Collected data entries:
↓

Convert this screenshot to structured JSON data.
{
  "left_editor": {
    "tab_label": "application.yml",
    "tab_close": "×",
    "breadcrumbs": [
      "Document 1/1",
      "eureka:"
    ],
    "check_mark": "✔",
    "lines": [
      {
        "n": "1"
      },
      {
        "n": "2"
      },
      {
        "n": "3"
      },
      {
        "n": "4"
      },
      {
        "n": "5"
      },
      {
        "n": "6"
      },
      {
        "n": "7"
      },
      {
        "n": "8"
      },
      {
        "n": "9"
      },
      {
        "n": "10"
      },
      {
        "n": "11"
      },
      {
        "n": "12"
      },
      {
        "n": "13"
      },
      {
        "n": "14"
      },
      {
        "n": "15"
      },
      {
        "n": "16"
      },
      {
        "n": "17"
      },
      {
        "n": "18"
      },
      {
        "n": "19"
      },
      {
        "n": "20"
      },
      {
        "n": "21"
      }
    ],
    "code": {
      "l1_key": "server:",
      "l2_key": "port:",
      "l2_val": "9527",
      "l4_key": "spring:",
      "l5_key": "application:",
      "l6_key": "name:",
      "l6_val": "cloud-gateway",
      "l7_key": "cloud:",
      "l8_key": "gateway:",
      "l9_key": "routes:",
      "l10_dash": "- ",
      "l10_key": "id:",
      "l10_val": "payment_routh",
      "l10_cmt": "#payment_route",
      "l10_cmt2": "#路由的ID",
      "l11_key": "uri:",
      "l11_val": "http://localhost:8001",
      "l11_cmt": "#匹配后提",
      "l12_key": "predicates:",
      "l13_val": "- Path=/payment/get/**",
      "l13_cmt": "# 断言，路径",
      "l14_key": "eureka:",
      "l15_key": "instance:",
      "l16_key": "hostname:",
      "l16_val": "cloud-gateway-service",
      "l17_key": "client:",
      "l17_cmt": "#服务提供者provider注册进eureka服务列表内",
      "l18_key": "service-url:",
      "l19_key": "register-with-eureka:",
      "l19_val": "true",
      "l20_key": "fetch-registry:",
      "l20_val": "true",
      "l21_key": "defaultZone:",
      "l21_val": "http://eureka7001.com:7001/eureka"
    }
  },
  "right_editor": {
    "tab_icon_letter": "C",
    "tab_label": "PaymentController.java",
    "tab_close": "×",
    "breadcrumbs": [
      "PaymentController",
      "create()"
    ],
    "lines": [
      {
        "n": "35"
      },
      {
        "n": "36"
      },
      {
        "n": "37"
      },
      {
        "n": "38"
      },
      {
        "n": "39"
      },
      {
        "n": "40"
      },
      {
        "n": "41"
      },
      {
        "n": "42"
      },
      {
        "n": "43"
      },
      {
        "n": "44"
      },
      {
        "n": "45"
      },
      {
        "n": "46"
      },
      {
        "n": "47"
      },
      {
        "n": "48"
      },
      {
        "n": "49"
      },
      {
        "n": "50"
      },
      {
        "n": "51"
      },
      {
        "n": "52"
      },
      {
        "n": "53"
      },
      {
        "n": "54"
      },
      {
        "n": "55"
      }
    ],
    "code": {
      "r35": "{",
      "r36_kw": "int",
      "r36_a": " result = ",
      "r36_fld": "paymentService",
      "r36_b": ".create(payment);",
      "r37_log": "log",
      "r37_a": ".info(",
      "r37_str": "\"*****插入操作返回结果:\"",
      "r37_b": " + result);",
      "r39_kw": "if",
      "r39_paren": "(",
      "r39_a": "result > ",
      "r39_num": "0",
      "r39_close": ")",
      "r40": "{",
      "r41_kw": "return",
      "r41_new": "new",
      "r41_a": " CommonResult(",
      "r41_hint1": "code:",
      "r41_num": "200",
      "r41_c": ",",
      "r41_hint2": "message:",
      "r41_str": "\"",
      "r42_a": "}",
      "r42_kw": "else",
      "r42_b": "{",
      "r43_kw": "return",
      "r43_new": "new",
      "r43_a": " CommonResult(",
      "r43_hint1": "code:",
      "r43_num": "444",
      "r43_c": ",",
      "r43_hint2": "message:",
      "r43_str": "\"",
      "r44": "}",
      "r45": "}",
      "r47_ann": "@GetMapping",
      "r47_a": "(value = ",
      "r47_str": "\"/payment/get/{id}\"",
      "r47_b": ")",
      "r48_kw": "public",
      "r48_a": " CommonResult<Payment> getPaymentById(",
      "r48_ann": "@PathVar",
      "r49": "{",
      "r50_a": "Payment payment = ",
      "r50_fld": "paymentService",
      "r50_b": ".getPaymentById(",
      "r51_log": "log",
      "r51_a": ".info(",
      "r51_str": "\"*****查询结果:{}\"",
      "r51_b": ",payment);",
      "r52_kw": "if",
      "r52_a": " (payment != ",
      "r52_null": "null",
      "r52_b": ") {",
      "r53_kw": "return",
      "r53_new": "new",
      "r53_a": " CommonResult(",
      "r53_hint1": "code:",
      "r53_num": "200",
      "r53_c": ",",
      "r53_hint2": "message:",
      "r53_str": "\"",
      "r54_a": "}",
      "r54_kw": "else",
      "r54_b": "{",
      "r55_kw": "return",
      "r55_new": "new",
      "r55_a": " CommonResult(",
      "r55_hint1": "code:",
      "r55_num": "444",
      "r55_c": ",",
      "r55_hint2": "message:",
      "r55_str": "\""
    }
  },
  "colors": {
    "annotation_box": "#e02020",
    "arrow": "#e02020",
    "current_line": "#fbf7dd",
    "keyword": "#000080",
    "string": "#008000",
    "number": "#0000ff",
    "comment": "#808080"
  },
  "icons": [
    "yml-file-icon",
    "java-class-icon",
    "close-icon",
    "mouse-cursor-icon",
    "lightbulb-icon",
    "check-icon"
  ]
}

↑

Please quote the data above in full, with no line missing.

* [Finished task]
Convert this screenshot to structured JSON data.
{
  "left_editor": {
    "tab_label": "application.yml",
    "tab_close": "×",
    "breadcrumbs": [
      "Document 1/1",
      "eureka:"
    ],
    "check_mark": "✔",
    "lines": [
      {
        "n": "1"
      },
      {
        "n": "2"
      },
      {
        "n": "3"
      },
      {
        "n": "4"
      },
      {
        "n": "5"
      },
      {
        "n": "6"
      },
      {
        "n": "7"
      },
      {
        "n": "8"
      },
      {
        "n": "9"
      },
      {
        "n": "10"
      },
      {
        "n": "11"
      },
      {
        "n": "12"
      },
      {
        "n": "13"
      },
      {
        "n": "14"
      },
      {
        "n": "15"
      },
      {
        "n": "16"
      },
      {
        "n": "17"
      },
      {
        "n": "18"
      },
      {
        "n": "19"
      },
      {
        "n": "20"
      },
      {
        "n": "21"
      }
    ],
    "code": {
      "l1_key": "server:",
      "l2_key": "port:",
      "l2_val": "9527",
      "l4_key": "spring:",
      "l5_key": "application:",
      "l6_key": "name:",
      "l6_val": "cloud-gateway",
      "l7_key": "cloud:",
      "l8_key": "gateway:",
      "l9_key": "routes:",
      "l10_dash": "- ",
      "l10_key": "id:",
      "l10_val": "payment_routh",
      "l10_cmt": "#payment_route",
      "l10_cmt2": "#路由的ID",
      "l11_key": "uri:",
      "l11_val": "http://localhost:8001",
      "l11_cmt": "#匹配后提",
      "l12_key": "predicates:",
      "l13_val": "- Path=/payment/get/**",
      "l13_cmt": "# 断言，路径",
      "l14_key": "eureka:",
      "l15_key": "instance:",
      "l16_key": "hostname:",
      "l16_val": "cloud-gateway-service",
      "l17_key": "client:",
      "l17_cmt": "#服务提供者provider注册进eureka服务列表内",
      "l18_key": "service-url:",
      "l19_key": "register-with-eureka:",
      "l19_val": "true",
      "l20_key": "fetch-registry:",
      "l20_val": "true",
      "l21_key": "defaultZone:",
      "l21_val": "http://eureka7001.com:7001/eureka"
    }
  },
  "right_editor": {
    "tab_icon_letter": "C",
    "tab_label": "PaymentController.java",
    "tab_close": "×",
    "breadcrumbs": [
      "PaymentController",
      "create()"
    ],
    "lines": [
      {
        "n": "35"
      },
      {
        "n": "36"
      },
      {
        "n": "37"
      },
      {
        "n": "38"
      },
      {
        "n": "39"
      },
      {
        "n": "40"
      },
      {
        "n": "41"
      },
      {
        "n": "42"
      },
      {
        "n": "43"
      },
      {
        "n": "44"
      },
      {
        "n": "45"
      },
      {
        "n": "46"
      },
      {
        "n": "47"
      },
      {
        "n": "48"
      },
      {
        "n": "49"
      },
      {
        "n": "50"
      },
      {
        "n": "51"
      },
      {
        "n": "52"
      },
      {
        "n": "53"
      },
      {
        "n": "54"
      },
      {
        "n": "55"
      }
    ],
    "code": {
      "r35": "{",
      "r36_kw": "int",
      "r36_a": " result = ",
      "r36_fld": "paymentService",
      "r36_b": ".create(payment);",
      "r37_log": "log",
      "r37_a": ".info(",
      "r37_str": "\"*****插入操作返回结果:\"",
      "r37_b": " + result);",
      "r39_kw": "if",
      "r39_paren": "(",
      "r39_a": "result > ",
      "r39_num": "0",
      "r39_close": ")",
      "r40": "{",
      "r41_kw": "return",
      "r41_new": "new",
      "r41_a": " CommonResult(",
      "r41_hint1": "code:",
      "r41_num": "200",
      "r41_c": ",",
      "r41_hint2": "message:",
      "r41_str": "\"",
      "r42_a": "}",
      "r42_kw": "else",
      "r42_b": "{",
      "r43_kw": "return",
      "r43_new": "new",
      "r43_a": " CommonResult(",
      "r43_hint1": "code:",
      "r43_num": "444",
      "r43_c": ",",
      "r43_hint2": "message:",
      "r43_str": "\"",
      "r44": "}",
      "r45": "}",
      "r47_ann": "@GetMapping",
      "r47_a": "(value = ",
      "r47_str": "\"/payment/get/{id}\"",
      "r47_b": ")",
      "r48_kw": "public",
      "r48_a": " CommonResult<Payment> getPaymentById(",
      "r48_ann": "@PathVar",
      "r49": "{",
      "r50_a": "Payment payment = ",
      "r50_fld": "paymentService",
      "r50_b": ".getPaymentById(",
      "r51_log": "log",
      "r51_a": ".info(",
      "r51_str": "\"*****查询结果:{}\"",
      "r51_b": ",payment);",
      "r52_kw": "if",
      "r52_a": " (payment != ",
      "r52_null": "null",
      "r52_b": ") {",
      "r53_kw": "return",
      "r53_new": "new",
      "r53_a": " CommonResult(",
      "r53_hint1": "code:",
      "r53_num": "200",
      "r53_c": ",",
      "r53_hint2": "message:",
      "r53_str": "\"",
      "r54_a": "}",
      "r54_kw": "else",
      "r54_b": "{",
      "r55_kw": "return",
      "r55_new": "new",
      "r55_a": " CommonResult(",
      "r55_hint1": "code:",
      "r55_num": "444",
      "r55_c": ",",
      "r55_hint2": "message:",
      "r55_str": "\""
    }
  },
  "colors": {
    "annotation_box": "#e02020",
    "arrow": "#e02020",
    "current_line": "#fbf7dd",
    "keyword": "#000080",
    "string": "#008000",
    "number": "#0000ff",
    "comment": "#808080"
  },
  "icons": [
    "yml-file-icon",
    "java-class-icon",
    "close-icon",
    "mouse-cursor-icon",
    "lightbulb-icon",
    "check-icon"
  ]
}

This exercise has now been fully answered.